#### DATA IN THIS EXERCISE ####

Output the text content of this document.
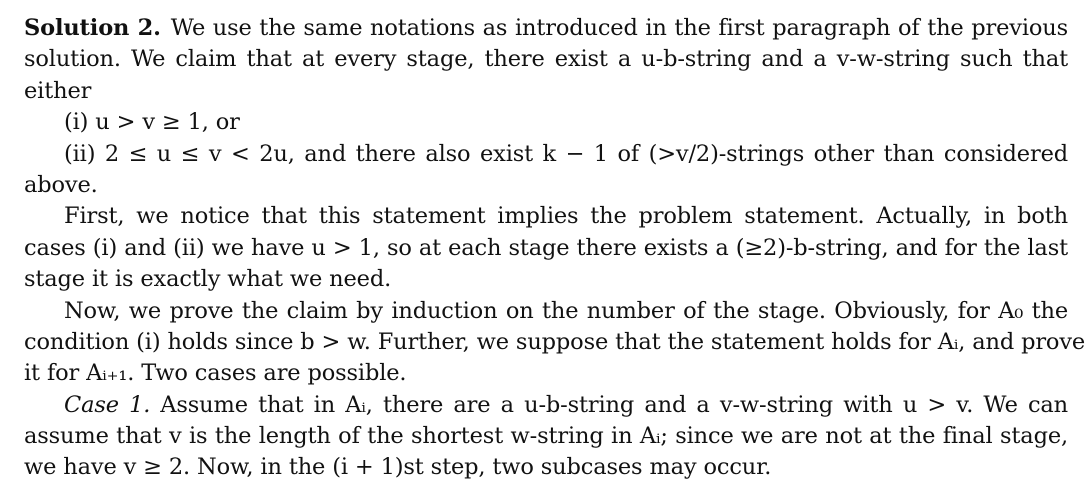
Solution 2. We use the same notations as introduced in the first paragraph of the previous
solution. We claim that at every stage, there exist a u-b-string and a v-w-string such that
either
(i) u > v ≥ 1, or
(ii) 2 ≤ u ≤ v < 2u, and there also exist k − 1 of (>v/2)-strings other than considered
above.
First, we notice that this statement implies the problem statement. Actually, in both
cases (i) and (ii) we have u > 1, so at each stage there exists a (≥2)-b-string, and for the last
stage it is exactly what we need.
Now, we prove the claim by induction on the number of the stage. Obviously, for A₀ the
condition (i) holds since b > w. Further, we suppose that the statement holds for Aᵢ, and prove
it for Aᵢ₊₁. Two cases are possible.
Case 1. Assume that in Aᵢ, there are a u-b-string and a v-w-string with u > v. We can
assume that v is the length of the shortest w-string in Aᵢ; since we are not at the final stage,
we have v ≥ 2. Now, in the (i + 1)st step, two subcases may occur.
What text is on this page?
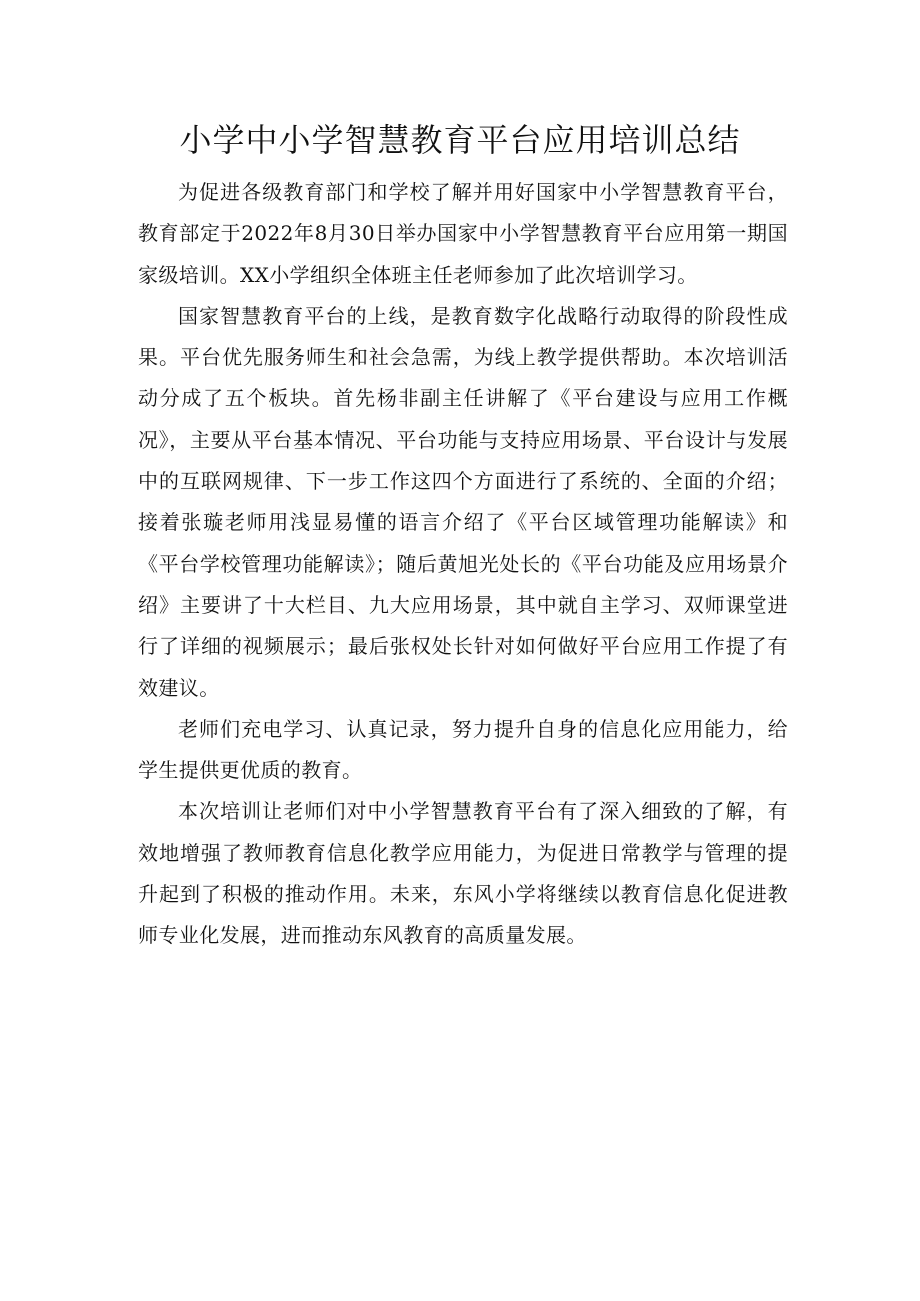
小学中小学智慧教育平台应用培训总结

为促进各级教育部门和学校了解并用好国家中小学智慧教育平台，教育部定于2022年8月30日举办国家中小学智慧教育平台应用第一期国家级培训。XX小学组织全体班主任老师参加了此次培训学习。

国家智慧教育平台的上线，是教育数字化战略行动取得的阶段性成果。平台优先服务师生和社会急需，为线上教学提供帮助。本次培训活动分成了五个板块。首先杨非副主任讲解了《平台建设与应用工作概况》，主要从平台基本情况、平台功能与支持应用场景、平台设计与发展中的互联网规律、下一步工作这四个方面进行了系统的、全面的介绍；接着张璇老师用浅显易懂的语言介绍了《平台区域管理功能解读》和《平台学校管理功能解读》；随后黄旭光处长的《平台功能及应用场景介绍》主要讲了十大栏目、九大应用场景，其中就自主学习、双师课堂进行了详细的视频展示；最后张权处长针对如何做好平台应用工作提了有效建议。

老师们充电学习、认真记录，努力提升自身的信息化应用能力，给学生提供更优质的教育。

本次培训让老师们对中小学智慧教育平台有了深入细致的了解，有效地增强了教师教育信息化教学应用能力，为促进日常教学与管理的提升起到了积极的推动作用。未来，东风小学将继续以教育信息化促进教师专业化发展，进而推动东风教育的高质量发展。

####

◆ **WHAT YOU ARE ASKED TO DO**: Retype exactly, please, the span from the line holding "What text is on this page?" through the closing line of the data, both ends included, without the pictures.

◆ **THE ANSWER**:
What text is on this page?
小学中小学智慧教育平台应用培训总结

为促进各级教育部门和学校了解并用好国家中小学智慧教育平台，教育部定于2022年8月30日举办国家中小学智慧教育平台应用第一期国家级培训。XX小学组织全体班主任老师参加了此次培训学习。

国家智慧教育平台的上线，是教育数字化战略行动取得的阶段性成果。平台优先服务师生和社会急需，为线上教学提供帮助。本次培训活动分成了五个板块。首先杨非副主任讲解了《平台建设与应用工作概况》，主要从平台基本情况、平台功能与支持应用场景、平台设计与发展中的互联网规律、下一步工作这四个方面进行了系统的、全面的介绍；接着张璇老师用浅显易懂的语言介绍了《平台区域管理功能解读》和《平台学校管理功能解读》；随后黄旭光处长的《平台功能及应用场景介绍》主要讲了十大栏目、九大应用场景，其中就自主学习、双师课堂进行了详细的视频展示；最后张权处长针对如何做好平台应用工作提了有效建议。

老师们充电学习、认真记录，努力提升自身的信息化应用能力，给学生提供更优质的教育。

本次培训让老师们对中小学智慧教育平台有了深入细致的了解，有效地增强了教师教育信息化教学应用能力，为促进日常教学与管理的提升起到了积极的推动作用。未来，东风小学将继续以教育信息化促进教师专业化发展，进而推动东风教育的高质量发展。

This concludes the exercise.